(Data records)

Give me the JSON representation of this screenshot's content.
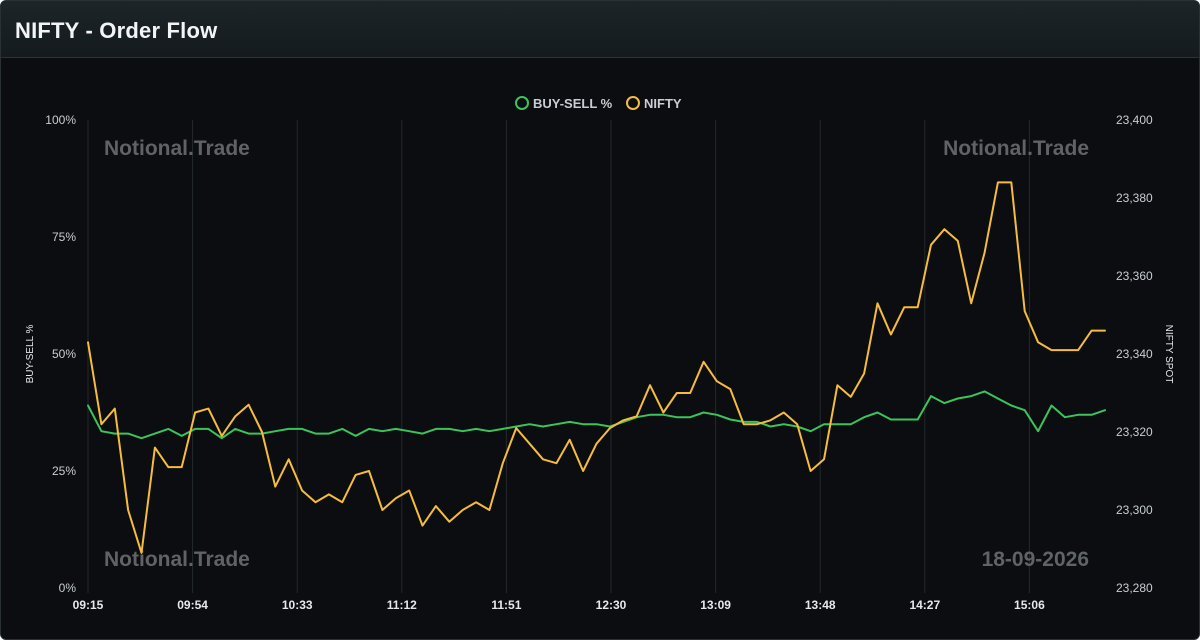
{
  "header": {
    "title": "NIFTY - Order Flow"
  },
  "watermarks": {
    "brand": "Notional.Trade",
    "date": "18-09-2026"
  },
  "colors": {
    "buy_sell": "#3cc45c",
    "nifty": "#f5bd3b",
    "grid": "#23292d"
  },
  "chart_data": {
    "type": "line",
    "legend": [
      "BUY-SELL %",
      "NIFTY"
    ],
    "legend_position": "top-center",
    "grid": "vertical",
    "y_left": {
      "label": "BUY-SELL %",
      "ticks": [
        "0%",
        "25%",
        "50%",
        "75%",
        "100%"
      ],
      "range": [
        0,
        100
      ]
    },
    "y_right": {
      "label": "NIFTY SPOT",
      "ticks": [
        "23,280",
        "23,300",
        "23,320",
        "23,340",
        "23,360",
        "23,380",
        "23,400"
      ],
      "range": [
        23280,
        23400
      ]
    },
    "x_ticks": [
      "09:15",
      "09:54",
      "10:33",
      "11:12",
      "11:51",
      "12:30",
      "13:09",
      "13:48",
      "14:27",
      "15:06"
    ],
    "series": [
      {
        "name": "BUY-SELL %",
        "axis": "left",
        "values": [
          39,
          33.5,
          33,
          33,
          32,
          33,
          34,
          32.5,
          34,
          34,
          32,
          34,
          33,
          33,
          33.5,
          34,
          34,
          33,
          33,
          34,
          32.5,
          34,
          33.5,
          34,
          33.5,
          33,
          34,
          34,
          33.5,
          34,
          33.5,
          34,
          34.5,
          35,
          34.5,
          35,
          35.5,
          35,
          35,
          34.5,
          35.5,
          36.5,
          37,
          37,
          36.5,
          36.5,
          37.5,
          37,
          36,
          35.5,
          35.5,
          34.5,
          35,
          34.5,
          33.5,
          35,
          35,
          35,
          36.5,
          37.5,
          36,
          36,
          36,
          41,
          39.5,
          40.5,
          41,
          42,
          40.5,
          39,
          38,
          33.5,
          39,
          36.5,
          37,
          37,
          38
        ]
      },
      {
        "name": "NIFTY",
        "axis": "right",
        "values": [
          23343,
          23322,
          23326,
          23300,
          23289,
          23316,
          23311,
          23311,
          23325,
          23326,
          23319,
          23324,
          23327,
          23320,
          23306,
          23313,
          23305,
          23302,
          23304,
          23302,
          23309,
          23310,
          23300,
          23303,
          23305,
          23296,
          23301,
          23297,
          23300,
          23302,
          23300,
          23312,
          23321,
          23317,
          23313,
          23312,
          23318,
          23310,
          23317,
          23321,
          23323,
          23324,
          23332,
          23325,
          23330,
          23330,
          23338,
          23333,
          23331,
          23322,
          23322,
          23323,
          23325,
          23322,
          23310,
          23313,
          23332,
          23329,
          23335,
          23353,
          23345,
          23352,
          23352,
          23368,
          23372,
          23369,
          23353,
          23366,
          23384,
          23384,
          23351,
          23343,
          23341,
          23341,
          23341,
          23346,
          23346
        ]
      }
    ]
  }
}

◆ **Exercise**:
None of the pictures should appear; repeat the records exactly otherwise.

◆ **Exercise output**:
Give me the JSON representation of this screenshot's content.
{
  "header": {
    "title": "NIFTY - Order Flow"
  },
  "watermarks": {
    "brand": "Notional.Trade",
    "date": "18-09-2026"
  },
  "colors": {
    "buy_sell": "#3cc45c",
    "nifty": "#f5bd3b",
    "grid": "#23292d"
  },
  "chart_data": {
    "type": "line",
    "legend": [
      "BUY-SELL %",
      "NIFTY"
    ],
    "legend_position": "top-center",
    "grid": "vertical",
    "y_left": {
      "label": "BUY-SELL %",
      "ticks": [
        "0%",
        "25%",
        "50%",
        "75%",
        "100%"
      ],
      "range": [
        0,
        100
      ]
    },
    "y_right": {
      "label": "NIFTY SPOT",
      "ticks": [
        "23,280",
        "23,300",
        "23,320",
        "23,340",
        "23,360",
        "23,380",
        "23,400"
      ],
      "range": [
        23280,
        23400
      ]
    },
    "x_ticks": [
      "09:15",
      "09:54",
      "10:33",
      "11:12",
      "11:51",
      "12:30",
      "13:09",
      "13:48",
      "14:27",
      "15:06"
    ],
    "series": [
      {
        "name": "BUY-SELL %",
        "axis": "left",
        "values": [
          39,
          33.5,
          33,
          33,
          32,
          33,
          34,
          32.5,
          34,
          34,
          32,
          34,
          33,
          33,
          33.5,
          34,
          34,
          33,
          33,
          34,
          32.5,
          34,
          33.5,
          34,
          33.5,
          33,
          34,
          34,
          33.5,
          34,
          33.5,
          34,
          34.5,
          35,
          34.5,
          35,
          35.5,
          35,
          35,
          34.5,
          35.5,
          36.5,
          37,
          37,
          36.5,
          36.5,
          37.5,
          37,
          36,
          35.5,
          35.5,
          34.5,
          35,
          34.5,
          33.5,
          35,
          35,
          35,
          36.5,
          37.5,
          36,
          36,
          36,
          41,
          39.5,
          40.5,
          41,
          42,
          40.5,
          39,
          38,
          33.5,
          39,
          36.5,
          37,
          37,
          38
        ]
      },
      {
        "name": "NIFTY",
        "axis": "right",
        "values": [
          23343,
          23322,
          23326,
          23300,
          23289,
          23316,
          23311,
          23311,
          23325,
          23326,
          23319,
          23324,
          23327,
          23320,
          23306,
          23313,
          23305,
          23302,
          23304,
          23302,
          23309,
          23310,
          23300,
          23303,
          23305,
          23296,
          23301,
          23297,
          23300,
          23302,
          23300,
          23312,
          23321,
          23317,
          23313,
          23312,
          23318,
          23310,
          23317,
          23321,
          23323,
          23324,
          23332,
          23325,
          23330,
          23330,
          23338,
          23333,
          23331,
          23322,
          23322,
          23323,
          23325,
          23322,
          23310,
          23313,
          23332,
          23329,
          23335,
          23353,
          23345,
          23352,
          23352,
          23368,
          23372,
          23369,
          23353,
          23366,
          23384,
          23384,
          23351,
          23343,
          23341,
          23341,
          23341,
          23346,
          23346
        ]
      }
    ]
  }
}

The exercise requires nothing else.